— Instructions for the task —
Look through the data for the string "联动处置". Copy every line where it is found.

— Records provided —
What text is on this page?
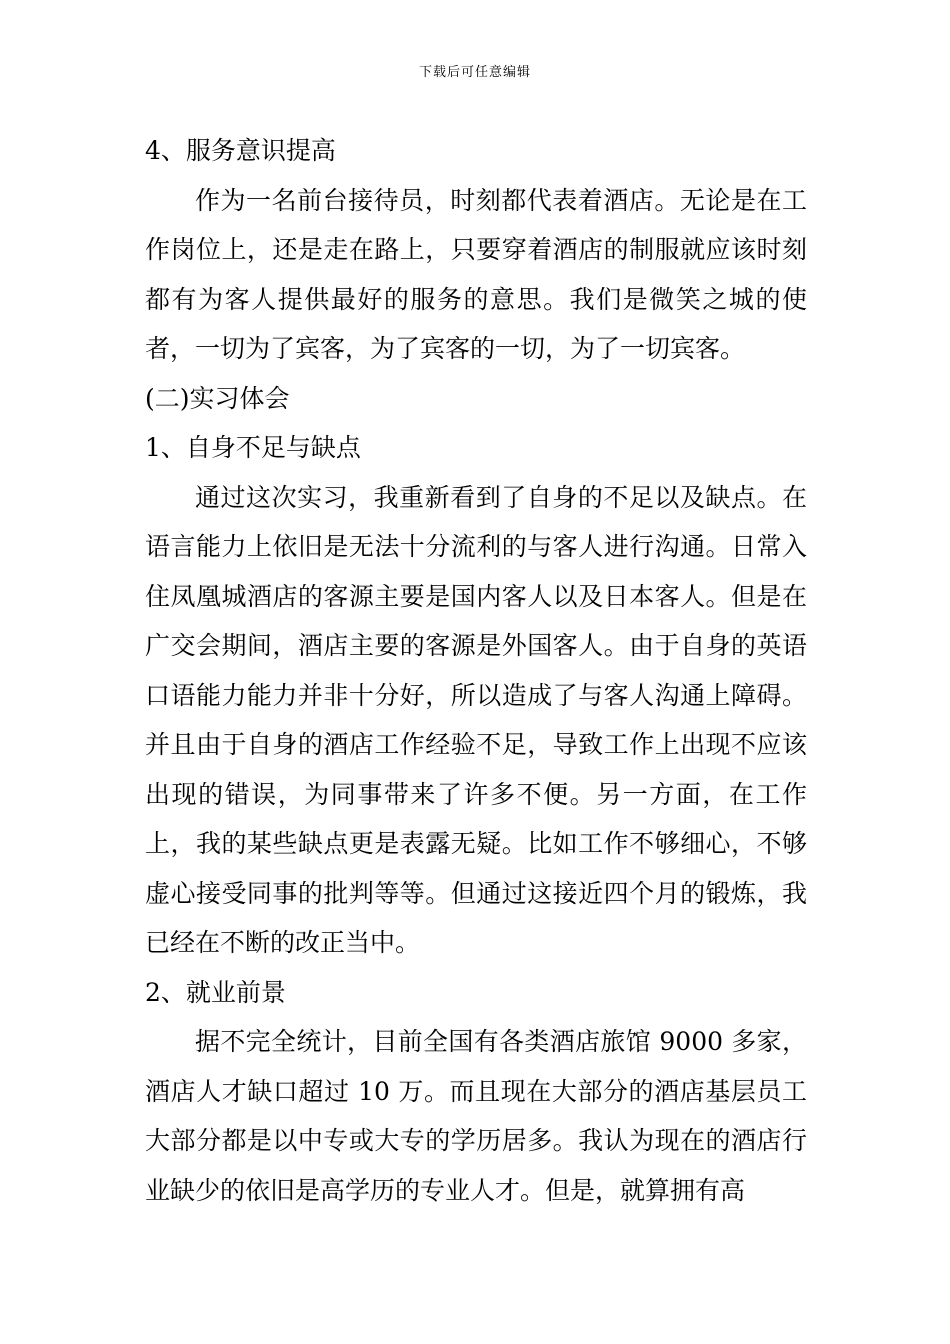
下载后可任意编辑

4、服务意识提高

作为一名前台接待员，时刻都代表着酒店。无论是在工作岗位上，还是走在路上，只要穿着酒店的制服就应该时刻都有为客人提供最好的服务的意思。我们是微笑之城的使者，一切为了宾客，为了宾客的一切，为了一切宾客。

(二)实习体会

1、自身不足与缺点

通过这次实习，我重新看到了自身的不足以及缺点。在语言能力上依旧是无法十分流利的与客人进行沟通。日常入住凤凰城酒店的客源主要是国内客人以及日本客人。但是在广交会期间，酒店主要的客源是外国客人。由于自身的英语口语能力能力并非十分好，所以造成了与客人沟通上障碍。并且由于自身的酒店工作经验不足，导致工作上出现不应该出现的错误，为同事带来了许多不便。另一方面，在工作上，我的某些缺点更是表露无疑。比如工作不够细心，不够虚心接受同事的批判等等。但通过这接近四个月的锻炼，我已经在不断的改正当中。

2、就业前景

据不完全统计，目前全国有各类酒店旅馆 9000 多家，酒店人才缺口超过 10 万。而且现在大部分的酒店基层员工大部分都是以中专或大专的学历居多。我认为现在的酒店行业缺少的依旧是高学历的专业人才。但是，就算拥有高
...
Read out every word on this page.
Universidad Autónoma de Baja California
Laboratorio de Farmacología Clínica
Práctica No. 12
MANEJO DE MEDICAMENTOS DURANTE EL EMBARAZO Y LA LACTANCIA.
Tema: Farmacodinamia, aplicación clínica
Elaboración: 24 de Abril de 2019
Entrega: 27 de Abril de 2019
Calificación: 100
...
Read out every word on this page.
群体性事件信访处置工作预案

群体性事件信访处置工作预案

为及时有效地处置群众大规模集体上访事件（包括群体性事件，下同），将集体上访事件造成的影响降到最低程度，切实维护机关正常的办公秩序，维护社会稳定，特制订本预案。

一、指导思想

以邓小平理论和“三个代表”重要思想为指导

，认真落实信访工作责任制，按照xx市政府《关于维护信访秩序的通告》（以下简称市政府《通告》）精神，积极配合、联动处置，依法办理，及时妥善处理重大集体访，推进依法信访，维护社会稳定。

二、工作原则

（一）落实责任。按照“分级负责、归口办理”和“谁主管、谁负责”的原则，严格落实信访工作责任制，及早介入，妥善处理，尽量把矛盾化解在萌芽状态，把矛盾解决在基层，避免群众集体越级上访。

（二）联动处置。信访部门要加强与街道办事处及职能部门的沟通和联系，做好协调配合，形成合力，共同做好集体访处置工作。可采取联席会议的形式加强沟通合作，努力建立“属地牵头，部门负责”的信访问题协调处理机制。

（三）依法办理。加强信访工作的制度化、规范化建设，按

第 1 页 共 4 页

— The answer —
，认真落实信访工作责任制，按照xx市政府《关于维护信访秩序的通告》（以下简称市政府《通告》）精神，积极配合、联动处置，依法办理，及时妥善处理重大集体访，推进依法信访，维护社会稳定。
（二）联动处置。信访部门要加强与街道办事处及职能部门的沟通和联系，做好协调配合，形成合力，共同做好集体访处置工作。可采取联席会议的形式加强沟通合作，努力建立“属地牵头，部门负责”的信访问题协调处理机制。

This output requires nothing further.